[Short task]
Search the records for the word "FIBERID" and report each line that has it.

[Dataset]
☆ ☆ ☆ ☆ ☆ ☆ ☆
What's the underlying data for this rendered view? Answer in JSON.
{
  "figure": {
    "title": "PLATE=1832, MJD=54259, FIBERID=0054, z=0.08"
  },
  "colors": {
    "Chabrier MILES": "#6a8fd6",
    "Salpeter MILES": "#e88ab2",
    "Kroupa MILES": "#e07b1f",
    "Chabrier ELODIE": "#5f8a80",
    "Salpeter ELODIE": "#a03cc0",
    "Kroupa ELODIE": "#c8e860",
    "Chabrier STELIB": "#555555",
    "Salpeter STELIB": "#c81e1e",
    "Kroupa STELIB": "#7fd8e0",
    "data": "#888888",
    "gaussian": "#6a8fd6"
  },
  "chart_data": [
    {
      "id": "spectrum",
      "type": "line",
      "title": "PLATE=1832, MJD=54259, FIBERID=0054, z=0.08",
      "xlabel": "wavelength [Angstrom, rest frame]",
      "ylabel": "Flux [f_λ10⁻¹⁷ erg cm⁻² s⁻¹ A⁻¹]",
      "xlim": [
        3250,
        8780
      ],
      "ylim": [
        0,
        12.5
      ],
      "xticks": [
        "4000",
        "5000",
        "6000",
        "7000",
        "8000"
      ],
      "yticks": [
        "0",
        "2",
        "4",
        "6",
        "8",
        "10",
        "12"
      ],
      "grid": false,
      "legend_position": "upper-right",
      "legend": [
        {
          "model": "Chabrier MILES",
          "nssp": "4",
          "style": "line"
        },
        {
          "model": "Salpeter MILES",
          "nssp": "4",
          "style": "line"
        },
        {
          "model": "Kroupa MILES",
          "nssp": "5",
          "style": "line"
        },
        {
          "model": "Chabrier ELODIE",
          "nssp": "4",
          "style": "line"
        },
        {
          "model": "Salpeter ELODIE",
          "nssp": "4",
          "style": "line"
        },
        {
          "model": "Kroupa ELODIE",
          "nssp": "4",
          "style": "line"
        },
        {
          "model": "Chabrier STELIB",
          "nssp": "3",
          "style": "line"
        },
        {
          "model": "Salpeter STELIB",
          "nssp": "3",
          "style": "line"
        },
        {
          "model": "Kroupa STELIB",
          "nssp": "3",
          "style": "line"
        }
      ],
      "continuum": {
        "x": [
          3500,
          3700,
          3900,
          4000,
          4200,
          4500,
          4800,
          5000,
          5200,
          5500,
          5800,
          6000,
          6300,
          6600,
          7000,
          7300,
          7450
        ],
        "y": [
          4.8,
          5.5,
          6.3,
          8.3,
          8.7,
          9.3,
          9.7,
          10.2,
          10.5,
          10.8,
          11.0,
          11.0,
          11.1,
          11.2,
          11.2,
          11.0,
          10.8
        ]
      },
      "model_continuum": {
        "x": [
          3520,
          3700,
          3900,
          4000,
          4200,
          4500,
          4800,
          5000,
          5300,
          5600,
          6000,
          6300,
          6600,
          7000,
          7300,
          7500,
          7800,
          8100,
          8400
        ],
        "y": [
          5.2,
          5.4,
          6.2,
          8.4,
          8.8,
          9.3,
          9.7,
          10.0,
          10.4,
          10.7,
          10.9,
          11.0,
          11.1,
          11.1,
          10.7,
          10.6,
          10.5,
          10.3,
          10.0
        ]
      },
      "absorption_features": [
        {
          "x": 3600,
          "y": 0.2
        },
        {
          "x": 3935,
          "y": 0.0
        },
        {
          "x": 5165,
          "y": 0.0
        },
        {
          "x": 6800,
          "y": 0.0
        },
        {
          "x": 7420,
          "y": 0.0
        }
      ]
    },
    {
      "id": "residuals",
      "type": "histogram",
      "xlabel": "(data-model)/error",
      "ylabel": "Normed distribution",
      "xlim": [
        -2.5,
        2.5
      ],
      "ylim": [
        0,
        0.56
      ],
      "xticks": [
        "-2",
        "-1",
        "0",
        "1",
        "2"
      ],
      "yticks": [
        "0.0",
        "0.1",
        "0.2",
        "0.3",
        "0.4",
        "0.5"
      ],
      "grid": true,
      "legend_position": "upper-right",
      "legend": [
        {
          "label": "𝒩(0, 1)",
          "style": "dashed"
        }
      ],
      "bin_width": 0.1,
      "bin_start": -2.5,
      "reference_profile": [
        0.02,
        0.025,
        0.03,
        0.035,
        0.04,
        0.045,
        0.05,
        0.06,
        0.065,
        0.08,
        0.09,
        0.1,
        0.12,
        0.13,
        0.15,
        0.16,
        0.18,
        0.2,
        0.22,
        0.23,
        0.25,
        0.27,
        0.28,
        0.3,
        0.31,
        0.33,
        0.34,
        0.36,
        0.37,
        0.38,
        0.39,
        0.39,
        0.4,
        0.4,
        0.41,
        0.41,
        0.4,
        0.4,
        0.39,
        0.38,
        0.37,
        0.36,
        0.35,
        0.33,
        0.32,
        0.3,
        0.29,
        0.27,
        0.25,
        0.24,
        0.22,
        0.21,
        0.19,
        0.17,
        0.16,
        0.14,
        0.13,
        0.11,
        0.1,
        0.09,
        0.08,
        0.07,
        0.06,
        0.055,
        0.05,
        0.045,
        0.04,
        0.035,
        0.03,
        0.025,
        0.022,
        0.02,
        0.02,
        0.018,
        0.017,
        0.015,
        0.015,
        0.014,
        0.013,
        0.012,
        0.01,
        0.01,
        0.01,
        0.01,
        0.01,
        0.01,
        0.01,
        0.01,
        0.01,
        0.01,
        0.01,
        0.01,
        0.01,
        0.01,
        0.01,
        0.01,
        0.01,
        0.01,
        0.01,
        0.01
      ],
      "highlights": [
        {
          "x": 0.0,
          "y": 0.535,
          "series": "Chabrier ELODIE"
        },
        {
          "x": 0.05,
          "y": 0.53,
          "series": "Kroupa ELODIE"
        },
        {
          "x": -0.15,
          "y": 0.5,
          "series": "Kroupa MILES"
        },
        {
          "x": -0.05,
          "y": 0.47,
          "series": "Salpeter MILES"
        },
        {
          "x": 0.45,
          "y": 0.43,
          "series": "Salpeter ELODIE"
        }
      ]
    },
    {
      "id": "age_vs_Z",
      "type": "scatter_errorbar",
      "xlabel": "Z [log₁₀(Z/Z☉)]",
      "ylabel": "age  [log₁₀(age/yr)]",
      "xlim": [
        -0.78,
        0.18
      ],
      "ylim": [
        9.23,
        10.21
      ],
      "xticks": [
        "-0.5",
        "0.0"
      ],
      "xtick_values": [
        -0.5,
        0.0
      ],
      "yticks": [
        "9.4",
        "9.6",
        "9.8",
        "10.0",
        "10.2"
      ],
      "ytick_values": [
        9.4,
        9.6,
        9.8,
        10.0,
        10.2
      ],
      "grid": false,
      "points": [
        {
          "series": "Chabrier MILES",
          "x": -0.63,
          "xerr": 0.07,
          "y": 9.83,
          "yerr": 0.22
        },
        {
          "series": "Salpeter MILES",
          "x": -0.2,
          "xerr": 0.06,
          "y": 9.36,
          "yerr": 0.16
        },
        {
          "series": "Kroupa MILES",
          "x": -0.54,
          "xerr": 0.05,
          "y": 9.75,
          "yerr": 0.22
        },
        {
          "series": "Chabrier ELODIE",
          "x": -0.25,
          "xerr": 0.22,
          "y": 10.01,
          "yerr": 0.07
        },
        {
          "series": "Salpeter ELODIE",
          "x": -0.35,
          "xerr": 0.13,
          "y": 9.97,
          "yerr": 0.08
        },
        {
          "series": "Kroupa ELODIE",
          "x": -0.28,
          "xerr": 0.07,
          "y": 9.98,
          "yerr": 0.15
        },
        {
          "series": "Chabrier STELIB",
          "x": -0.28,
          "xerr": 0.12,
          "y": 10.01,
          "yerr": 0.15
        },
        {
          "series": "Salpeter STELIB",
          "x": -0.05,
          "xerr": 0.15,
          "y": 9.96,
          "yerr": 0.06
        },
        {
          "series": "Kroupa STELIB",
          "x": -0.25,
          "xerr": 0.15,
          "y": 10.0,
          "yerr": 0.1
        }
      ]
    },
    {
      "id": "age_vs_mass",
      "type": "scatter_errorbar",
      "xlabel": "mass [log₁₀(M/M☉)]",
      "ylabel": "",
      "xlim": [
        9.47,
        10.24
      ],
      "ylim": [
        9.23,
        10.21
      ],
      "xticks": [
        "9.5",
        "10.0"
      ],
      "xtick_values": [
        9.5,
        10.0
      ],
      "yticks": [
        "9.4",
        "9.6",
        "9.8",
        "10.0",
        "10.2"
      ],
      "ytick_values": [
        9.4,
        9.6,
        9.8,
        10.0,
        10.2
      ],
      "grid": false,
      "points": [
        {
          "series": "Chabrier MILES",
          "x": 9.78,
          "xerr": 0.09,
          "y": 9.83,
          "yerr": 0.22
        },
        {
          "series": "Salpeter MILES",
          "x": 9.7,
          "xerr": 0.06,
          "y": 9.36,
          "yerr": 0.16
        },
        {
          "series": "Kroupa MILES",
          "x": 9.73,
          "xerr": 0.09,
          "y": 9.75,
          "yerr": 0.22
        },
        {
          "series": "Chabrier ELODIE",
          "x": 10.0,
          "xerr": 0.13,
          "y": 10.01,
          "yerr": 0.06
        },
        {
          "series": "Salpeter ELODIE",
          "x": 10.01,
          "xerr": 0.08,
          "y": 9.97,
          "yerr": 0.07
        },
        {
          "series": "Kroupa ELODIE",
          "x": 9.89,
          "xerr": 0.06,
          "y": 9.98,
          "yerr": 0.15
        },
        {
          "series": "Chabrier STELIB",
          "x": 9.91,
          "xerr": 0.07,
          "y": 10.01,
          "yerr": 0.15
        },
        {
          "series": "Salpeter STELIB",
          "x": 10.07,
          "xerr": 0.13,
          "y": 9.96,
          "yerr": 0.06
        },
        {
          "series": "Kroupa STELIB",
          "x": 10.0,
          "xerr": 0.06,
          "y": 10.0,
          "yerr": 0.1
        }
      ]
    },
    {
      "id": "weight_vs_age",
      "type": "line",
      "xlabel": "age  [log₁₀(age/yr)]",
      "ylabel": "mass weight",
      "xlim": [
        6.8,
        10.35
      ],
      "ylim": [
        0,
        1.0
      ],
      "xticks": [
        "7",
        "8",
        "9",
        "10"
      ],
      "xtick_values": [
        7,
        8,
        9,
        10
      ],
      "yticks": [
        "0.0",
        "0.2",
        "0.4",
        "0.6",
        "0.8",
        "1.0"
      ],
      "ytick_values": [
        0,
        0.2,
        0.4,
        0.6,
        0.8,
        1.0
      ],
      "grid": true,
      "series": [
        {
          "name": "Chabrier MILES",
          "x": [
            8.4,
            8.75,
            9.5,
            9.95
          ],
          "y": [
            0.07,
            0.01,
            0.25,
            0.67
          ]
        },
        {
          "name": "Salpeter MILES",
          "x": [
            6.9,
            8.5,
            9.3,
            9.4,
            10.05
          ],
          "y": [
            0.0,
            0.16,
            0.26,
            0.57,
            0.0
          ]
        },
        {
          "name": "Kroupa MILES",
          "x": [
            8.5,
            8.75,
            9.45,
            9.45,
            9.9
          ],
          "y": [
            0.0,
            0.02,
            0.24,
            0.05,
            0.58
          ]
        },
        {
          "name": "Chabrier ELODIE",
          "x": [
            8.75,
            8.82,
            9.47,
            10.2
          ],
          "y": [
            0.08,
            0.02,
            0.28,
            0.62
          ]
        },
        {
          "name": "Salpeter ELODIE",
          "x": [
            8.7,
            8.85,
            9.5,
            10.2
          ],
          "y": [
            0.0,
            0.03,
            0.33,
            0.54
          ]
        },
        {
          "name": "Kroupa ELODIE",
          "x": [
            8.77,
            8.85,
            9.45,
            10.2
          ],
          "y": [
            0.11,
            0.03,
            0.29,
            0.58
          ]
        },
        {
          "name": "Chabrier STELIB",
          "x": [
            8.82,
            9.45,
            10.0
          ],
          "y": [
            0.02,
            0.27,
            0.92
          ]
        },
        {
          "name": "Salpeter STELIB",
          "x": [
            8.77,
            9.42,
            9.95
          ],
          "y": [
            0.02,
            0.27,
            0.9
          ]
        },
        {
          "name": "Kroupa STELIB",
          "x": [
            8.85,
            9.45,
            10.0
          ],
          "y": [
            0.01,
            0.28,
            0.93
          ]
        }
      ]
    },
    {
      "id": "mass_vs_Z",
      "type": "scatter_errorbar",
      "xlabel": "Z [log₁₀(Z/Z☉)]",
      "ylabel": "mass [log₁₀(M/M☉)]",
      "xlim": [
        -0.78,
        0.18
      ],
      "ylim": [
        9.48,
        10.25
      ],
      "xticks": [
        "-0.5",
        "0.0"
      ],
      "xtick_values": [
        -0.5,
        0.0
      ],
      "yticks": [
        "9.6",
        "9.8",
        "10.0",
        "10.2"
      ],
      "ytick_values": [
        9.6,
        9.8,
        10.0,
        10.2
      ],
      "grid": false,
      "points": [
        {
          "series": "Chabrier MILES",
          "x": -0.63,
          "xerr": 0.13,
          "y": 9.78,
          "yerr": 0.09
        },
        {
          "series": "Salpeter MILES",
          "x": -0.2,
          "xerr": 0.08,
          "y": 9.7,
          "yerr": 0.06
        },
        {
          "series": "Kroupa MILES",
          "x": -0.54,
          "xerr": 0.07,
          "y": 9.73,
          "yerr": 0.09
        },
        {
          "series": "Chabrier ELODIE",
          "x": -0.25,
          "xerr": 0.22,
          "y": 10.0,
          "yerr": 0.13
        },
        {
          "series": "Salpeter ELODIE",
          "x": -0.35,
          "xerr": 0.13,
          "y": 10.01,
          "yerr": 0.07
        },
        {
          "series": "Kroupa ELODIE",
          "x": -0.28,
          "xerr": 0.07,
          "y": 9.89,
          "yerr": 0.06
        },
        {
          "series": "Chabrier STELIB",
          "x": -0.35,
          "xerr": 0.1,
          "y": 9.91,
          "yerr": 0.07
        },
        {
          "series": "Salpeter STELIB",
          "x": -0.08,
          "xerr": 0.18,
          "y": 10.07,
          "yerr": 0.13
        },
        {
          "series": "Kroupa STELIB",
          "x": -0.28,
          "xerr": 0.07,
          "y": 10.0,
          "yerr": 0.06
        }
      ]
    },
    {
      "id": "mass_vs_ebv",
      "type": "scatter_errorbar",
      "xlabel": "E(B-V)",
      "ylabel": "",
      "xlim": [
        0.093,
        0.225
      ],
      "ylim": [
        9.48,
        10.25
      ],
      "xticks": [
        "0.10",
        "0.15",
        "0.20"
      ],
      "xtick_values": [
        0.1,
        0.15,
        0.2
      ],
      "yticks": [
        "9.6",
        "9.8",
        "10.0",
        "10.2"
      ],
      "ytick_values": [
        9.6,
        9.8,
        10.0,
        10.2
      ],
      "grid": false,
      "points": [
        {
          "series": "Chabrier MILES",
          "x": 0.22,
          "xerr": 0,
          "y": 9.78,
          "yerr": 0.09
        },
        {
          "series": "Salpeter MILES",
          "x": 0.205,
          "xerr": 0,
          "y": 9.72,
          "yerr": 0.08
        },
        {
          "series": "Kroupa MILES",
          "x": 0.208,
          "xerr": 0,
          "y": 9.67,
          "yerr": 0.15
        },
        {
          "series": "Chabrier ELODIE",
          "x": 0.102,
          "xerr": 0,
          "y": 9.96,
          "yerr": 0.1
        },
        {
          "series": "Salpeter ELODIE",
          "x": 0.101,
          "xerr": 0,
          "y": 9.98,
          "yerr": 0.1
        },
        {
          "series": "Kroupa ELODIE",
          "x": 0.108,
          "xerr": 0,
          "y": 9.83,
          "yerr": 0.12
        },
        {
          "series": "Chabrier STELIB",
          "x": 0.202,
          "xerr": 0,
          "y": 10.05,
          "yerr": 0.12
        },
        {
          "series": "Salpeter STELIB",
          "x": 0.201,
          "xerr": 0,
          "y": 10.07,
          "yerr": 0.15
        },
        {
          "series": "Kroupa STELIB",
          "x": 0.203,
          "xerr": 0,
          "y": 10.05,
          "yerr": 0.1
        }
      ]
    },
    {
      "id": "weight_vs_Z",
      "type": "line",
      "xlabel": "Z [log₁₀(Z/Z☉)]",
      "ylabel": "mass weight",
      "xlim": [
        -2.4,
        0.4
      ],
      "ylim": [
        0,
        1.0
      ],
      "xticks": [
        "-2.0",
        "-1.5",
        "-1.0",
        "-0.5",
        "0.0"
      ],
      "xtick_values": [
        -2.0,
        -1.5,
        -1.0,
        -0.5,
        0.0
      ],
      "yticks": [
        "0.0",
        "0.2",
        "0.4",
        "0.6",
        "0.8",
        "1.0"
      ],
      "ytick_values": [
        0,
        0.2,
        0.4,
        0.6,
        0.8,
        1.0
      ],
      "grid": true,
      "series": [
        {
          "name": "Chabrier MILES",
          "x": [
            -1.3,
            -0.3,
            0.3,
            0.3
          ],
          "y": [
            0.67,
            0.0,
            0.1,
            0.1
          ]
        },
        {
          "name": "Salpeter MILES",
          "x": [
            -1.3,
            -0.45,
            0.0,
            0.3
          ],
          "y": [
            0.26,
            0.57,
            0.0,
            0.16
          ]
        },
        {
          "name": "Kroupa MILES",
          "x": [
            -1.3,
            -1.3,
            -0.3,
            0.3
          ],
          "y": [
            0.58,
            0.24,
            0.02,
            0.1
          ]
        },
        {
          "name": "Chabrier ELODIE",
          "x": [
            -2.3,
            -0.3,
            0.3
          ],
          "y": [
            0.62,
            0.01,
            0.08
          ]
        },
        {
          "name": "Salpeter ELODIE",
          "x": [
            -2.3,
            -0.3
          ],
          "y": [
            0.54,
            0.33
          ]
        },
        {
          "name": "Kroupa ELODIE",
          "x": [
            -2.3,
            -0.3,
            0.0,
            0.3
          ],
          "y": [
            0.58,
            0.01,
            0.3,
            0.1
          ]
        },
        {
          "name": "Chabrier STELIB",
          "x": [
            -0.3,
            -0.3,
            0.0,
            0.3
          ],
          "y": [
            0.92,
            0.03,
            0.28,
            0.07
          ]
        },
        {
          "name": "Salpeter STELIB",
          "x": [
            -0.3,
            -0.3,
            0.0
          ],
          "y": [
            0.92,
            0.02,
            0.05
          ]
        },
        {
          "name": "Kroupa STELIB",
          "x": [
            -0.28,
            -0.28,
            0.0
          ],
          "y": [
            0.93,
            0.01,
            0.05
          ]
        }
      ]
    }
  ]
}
☆ ☆ ☆ ☆ ☆ ☆ ☆
[Result]
    "title": "PLATE=1832, MJD=54259, FIBERID=0054, z=0.08"
      "title": "PLATE=1832, MJD=54259, FIBERID=0054, z=0.08",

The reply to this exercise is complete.